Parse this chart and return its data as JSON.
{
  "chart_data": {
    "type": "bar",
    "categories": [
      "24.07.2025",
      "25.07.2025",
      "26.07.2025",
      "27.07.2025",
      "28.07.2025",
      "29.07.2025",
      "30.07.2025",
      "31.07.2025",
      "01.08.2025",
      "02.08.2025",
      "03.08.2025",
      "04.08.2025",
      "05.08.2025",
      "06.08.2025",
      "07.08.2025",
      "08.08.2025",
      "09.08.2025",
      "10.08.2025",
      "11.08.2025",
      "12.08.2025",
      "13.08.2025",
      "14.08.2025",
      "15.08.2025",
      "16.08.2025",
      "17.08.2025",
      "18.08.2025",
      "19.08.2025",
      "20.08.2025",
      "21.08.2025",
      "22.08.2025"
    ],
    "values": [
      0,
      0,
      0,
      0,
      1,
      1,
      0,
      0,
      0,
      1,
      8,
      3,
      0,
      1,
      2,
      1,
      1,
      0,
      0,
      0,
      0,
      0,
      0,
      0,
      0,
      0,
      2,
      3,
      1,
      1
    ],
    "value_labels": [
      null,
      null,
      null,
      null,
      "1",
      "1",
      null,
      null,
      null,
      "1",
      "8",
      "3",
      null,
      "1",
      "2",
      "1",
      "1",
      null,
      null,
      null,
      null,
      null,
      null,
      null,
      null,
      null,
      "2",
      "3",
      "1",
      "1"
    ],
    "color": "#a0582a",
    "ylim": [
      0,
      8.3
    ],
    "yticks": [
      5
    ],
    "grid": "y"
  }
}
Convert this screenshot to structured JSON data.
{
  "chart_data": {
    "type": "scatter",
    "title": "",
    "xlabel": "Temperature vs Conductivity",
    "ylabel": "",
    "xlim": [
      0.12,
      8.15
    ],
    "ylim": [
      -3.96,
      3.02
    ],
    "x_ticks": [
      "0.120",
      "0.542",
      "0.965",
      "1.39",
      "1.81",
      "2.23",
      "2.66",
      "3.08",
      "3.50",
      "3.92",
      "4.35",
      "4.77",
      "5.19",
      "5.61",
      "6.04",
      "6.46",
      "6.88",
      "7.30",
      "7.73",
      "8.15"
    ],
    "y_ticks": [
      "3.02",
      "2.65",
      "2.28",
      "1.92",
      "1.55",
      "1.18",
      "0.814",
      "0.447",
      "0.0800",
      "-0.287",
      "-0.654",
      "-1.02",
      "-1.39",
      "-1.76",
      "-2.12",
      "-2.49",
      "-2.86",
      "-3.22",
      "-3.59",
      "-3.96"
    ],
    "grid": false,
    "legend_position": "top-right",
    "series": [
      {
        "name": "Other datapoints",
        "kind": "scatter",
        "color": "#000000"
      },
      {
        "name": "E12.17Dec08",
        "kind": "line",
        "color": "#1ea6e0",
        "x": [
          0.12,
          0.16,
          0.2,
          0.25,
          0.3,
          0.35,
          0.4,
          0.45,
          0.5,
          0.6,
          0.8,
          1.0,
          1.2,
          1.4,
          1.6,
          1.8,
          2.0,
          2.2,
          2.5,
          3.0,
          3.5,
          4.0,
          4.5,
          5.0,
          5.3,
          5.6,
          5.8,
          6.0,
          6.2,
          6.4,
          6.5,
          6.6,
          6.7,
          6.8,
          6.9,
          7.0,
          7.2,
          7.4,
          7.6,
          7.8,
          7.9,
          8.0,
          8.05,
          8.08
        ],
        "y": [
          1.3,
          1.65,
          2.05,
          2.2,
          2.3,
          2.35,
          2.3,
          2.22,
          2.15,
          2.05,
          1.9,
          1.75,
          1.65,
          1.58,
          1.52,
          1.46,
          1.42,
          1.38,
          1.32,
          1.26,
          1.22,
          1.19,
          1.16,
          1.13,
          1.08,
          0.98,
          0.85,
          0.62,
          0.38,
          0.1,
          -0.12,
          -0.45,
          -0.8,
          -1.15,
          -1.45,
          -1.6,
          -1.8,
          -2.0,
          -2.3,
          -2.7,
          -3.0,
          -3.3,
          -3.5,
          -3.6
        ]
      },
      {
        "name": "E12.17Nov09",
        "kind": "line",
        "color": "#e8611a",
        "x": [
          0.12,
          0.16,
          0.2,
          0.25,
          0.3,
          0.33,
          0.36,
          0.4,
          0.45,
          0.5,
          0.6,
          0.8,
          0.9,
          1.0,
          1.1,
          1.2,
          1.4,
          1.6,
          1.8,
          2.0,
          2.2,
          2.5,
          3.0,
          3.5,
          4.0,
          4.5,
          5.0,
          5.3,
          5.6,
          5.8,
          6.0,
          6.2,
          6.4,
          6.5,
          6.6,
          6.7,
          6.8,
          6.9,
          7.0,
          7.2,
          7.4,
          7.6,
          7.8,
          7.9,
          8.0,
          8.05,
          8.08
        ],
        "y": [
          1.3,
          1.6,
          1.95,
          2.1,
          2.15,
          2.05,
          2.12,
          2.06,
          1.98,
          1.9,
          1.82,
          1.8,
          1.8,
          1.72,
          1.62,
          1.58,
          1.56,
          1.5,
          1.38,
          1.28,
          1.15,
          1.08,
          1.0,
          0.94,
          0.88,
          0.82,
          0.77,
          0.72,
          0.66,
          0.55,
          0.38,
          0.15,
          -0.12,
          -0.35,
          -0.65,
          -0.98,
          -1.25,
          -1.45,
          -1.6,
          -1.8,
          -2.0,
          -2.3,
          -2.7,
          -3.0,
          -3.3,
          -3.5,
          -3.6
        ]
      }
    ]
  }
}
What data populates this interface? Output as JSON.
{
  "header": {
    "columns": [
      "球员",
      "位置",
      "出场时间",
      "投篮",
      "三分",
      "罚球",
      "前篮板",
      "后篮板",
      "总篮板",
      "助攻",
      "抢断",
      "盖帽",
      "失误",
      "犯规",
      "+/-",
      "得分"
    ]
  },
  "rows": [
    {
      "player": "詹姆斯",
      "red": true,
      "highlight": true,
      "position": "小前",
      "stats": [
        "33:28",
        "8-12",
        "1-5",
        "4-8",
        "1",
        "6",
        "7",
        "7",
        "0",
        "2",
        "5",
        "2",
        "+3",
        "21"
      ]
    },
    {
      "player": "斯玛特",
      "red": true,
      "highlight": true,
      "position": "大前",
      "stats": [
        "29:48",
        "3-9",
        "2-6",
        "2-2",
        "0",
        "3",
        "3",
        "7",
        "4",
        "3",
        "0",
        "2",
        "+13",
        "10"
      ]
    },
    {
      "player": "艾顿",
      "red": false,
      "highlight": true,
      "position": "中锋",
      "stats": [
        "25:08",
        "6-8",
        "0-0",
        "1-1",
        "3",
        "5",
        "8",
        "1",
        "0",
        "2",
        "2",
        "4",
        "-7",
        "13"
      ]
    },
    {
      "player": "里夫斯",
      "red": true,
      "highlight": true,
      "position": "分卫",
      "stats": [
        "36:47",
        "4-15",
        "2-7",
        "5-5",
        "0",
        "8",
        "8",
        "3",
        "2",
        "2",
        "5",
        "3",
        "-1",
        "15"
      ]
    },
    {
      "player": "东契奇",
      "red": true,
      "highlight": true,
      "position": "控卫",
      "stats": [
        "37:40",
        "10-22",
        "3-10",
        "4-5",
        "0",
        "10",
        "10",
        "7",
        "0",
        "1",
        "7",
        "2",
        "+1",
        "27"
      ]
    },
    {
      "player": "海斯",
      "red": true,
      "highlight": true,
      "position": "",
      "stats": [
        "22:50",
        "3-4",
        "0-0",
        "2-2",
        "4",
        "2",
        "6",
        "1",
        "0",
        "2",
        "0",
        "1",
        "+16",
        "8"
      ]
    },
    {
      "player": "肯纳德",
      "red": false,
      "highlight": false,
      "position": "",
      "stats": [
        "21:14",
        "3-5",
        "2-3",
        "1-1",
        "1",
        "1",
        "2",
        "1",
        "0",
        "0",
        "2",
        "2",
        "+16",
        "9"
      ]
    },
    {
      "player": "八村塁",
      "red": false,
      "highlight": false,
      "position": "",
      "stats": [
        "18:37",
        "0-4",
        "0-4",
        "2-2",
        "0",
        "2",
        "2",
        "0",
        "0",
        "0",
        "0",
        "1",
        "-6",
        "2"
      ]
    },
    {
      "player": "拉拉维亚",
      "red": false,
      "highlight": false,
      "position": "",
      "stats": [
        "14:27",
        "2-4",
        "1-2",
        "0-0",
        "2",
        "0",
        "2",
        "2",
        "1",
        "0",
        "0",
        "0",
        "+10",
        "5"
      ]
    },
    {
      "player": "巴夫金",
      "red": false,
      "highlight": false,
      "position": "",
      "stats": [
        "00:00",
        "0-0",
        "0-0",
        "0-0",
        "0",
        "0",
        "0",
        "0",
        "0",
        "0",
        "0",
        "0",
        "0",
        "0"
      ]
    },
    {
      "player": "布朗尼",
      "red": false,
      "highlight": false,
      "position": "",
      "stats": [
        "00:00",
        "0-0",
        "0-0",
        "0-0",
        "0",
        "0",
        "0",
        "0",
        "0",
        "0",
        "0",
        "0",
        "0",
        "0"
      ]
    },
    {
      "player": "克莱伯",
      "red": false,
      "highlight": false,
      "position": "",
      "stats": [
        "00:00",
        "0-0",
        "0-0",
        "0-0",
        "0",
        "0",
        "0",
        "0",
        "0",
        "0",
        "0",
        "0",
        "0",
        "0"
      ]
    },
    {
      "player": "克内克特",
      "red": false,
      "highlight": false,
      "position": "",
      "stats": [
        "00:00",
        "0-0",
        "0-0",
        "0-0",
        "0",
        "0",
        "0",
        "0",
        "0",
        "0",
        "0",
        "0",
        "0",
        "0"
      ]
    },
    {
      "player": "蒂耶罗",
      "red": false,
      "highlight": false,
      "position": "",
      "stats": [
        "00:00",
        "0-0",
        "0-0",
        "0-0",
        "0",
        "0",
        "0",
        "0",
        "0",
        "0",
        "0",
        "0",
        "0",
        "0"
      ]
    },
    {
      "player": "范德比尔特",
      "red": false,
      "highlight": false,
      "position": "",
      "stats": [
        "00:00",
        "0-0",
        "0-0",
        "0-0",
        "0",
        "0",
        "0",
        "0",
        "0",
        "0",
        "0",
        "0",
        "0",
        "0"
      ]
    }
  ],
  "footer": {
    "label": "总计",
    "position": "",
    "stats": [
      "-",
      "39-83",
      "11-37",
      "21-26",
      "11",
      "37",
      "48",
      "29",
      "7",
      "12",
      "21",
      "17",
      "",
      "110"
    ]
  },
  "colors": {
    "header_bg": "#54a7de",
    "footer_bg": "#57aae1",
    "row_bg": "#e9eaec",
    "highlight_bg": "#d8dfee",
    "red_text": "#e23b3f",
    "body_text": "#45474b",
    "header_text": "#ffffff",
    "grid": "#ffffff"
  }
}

Exercise details:
Lines that hold the word "name" are the ones to return, every one of them.

Written solution:
        "name": "Other datapoints",
        "name": "E12.17Dec08",
        "name": "E12.17Nov09",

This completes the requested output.